[Assignment]: Produce a word-for-word copy of the data that follows, excluding images.
=-=-=-=-=
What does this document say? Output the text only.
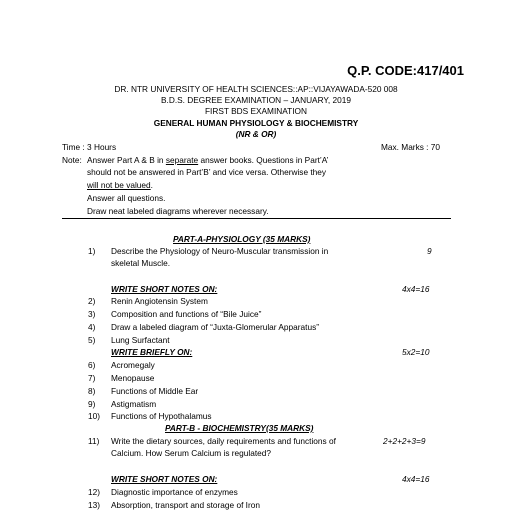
Q.P. CODE:417/401
DR. NTR UNIVERSITY OF HEALTH SCIENCES::AP::VIJAYAWADA-520 008
B.D.S. DEGREE EXAMINATION – JANUARY, 2019
FIRST BDS EXAMINATION
GENERAL HUMAN PHYSIOLOGY & BIOCHEMISTRY
(NR & OR)
Time : 3 Hours	Max. Marks : 70
Note: Answer Part A & B in separate answer books. Questions in Part’A’
should not be answered in Part’B’ and vice versa. Otherwise they
will not be valued.
Answer all questions.
Draw neat labeled diagrams wherever necessary.
PART-A-PHYSIOLOGY (35 MARKS)
1) Describe the Physiology of Neuro-Muscular transmission in
skeletal Muscle.
9
WRITE SHORT NOTES ON:	4x4=16
2) Renin Angiotensin System
3) Composition and functions of “Bile Juice”
4) Draw a labeled diagram of “Juxta-Glomerular Apparatus”
5) Lung Surfactant
WRITE BRIEFLY ON:	5x2=10
6) Acromegaly
7) Menopause
8) Functions of Middle Ear
9) Astigmatism
10) Functions of Hypothalamus
PART-B - BIOCHEMISTRY(35 MARKS)
11) Write the dietary sources, daily requirements and functions of
Calcium. How Serum Calcium is regulated?
2+2+2+3=9
WRITE SHORT NOTES ON:	4x4=16
12) Diagnostic importance of enzymes
13) Absorption, transport and storage of Iron
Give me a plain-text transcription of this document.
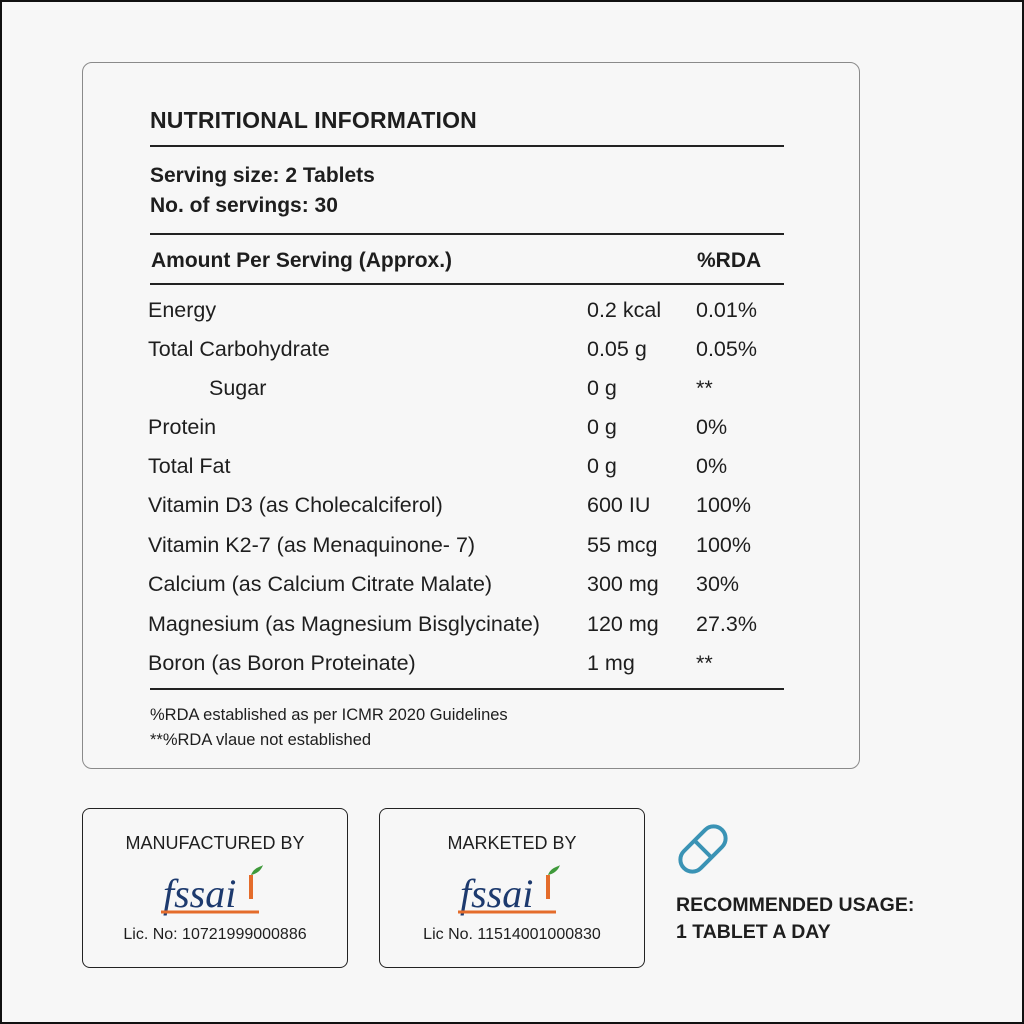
NUTRITIONAL INFORMATION
Serving size: 2 Tablets
No. of servings: 30
Amount Per Serving (Approx.)	%RDA
Energy	0.2 kcal 0.01%
Total Carbohydrate	0.05 g 0.05%
Sugar	0 g	**
Protein	0 g	0%
Total Fat	0 g	0%
Vitamin D3 (as Cholecalciferol)	600 IU 100%
Vitamin K2-7 (as Menaquinone- 7)	55 mcg 100%
Calcium (as Calcium Citrate Malate)	300 mg 30%
Magnesium (as Magnesium Bisglycinate) 120 mg 27.3%
Boron (as Boron Proteinate)	1 mg	**
%RDA established as per ICMR 2020 Guidelines
**%RDA vlaue not established
MANUFACTURED BY
fssai
Lic. No: 10721999000886
MARKETED BY
fssai
Lic No. 11514001000830
RECOMMENDED USAGE:
1 TABLET A DAY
=-=-=-=-=
[Task response]:
What does this document say? Output the text only.
Q.P. CODE:417/401
DR. NTR UNIVERSITY OF HEALTH SCIENCES::AP::VIJAYAWADA-520 008
B.D.S. DEGREE EXAMINATION – JANUARY, 2019
FIRST BDS EXAMINATION
GENERAL HUMAN PHYSIOLOGY & BIOCHEMISTRY
(NR & OR)
Time : 3 Hours	Max. Marks : 70
Note: Answer Part A & B in separate answer books. Questions in Part’A’
should not be answered in Part’B’ and vice versa. Otherwise they
will not be valued.
Answer all questions.
Draw neat labeled diagrams wherever necessary.
PART-A-PHYSIOLOGY (35 MARKS)
1) Describe the Physiology of Neuro-Muscular transmission in
skeletal Muscle.
9
WRITE SHORT NOTES ON:	4x4=16
2) Renin Angiotensin System
3) Composition and functions of “Bile Juice”
4) Draw a labeled diagram of “Juxta-Glomerular Apparatus”
5) Lung Surfactant
WRITE BRIEFLY ON:	5x2=10
6) Acromegaly
7) Menopause
8) Functions of Middle Ear
9) Astigmatism
10) Functions of Hypothalamus
PART-B - BIOCHEMISTRY(35 MARKS)
11) Write the dietary sources, daily requirements and functions of
Calcium. How Serum Calcium is regulated?
2+2+2+3=9
WRITE SHORT NOTES ON:	4x4=16
12) Diagnostic importance of enzymes
13) Absorption, transport and storage of Iron
Give me a plain-text transcription of this document.
NUTRITIONAL INFORMATION
Serving size: 2 Tablets
No. of servings: 30
Amount Per Serving (Approx.)	%RDA
Energy	0.2 kcal 0.01%
Total Carbohydrate	0.05 g 0.05%
Sugar	0 g	**
Protein	0 g	0%
Total Fat	0 g	0%
Vitamin D3 (as Cholecalciferol)	600 IU 100%
Vitamin K2-7 (as Menaquinone- 7)	55 mcg 100%
Calcium (as Calcium Citrate Malate)	300 mg 30%
Magnesium (as Magnesium Bisglycinate) 120 mg 27.3%
Boron (as Boron Proteinate)	1 mg	**
%RDA established as per ICMR 2020 Guidelines
**%RDA vlaue not established
MANUFACTURED BY
fssai
Lic. No: 10721999000886
MARKETED BY
fssai
Lic No. 11514001000830
RECOMMENDED USAGE:
1 TABLET A DAY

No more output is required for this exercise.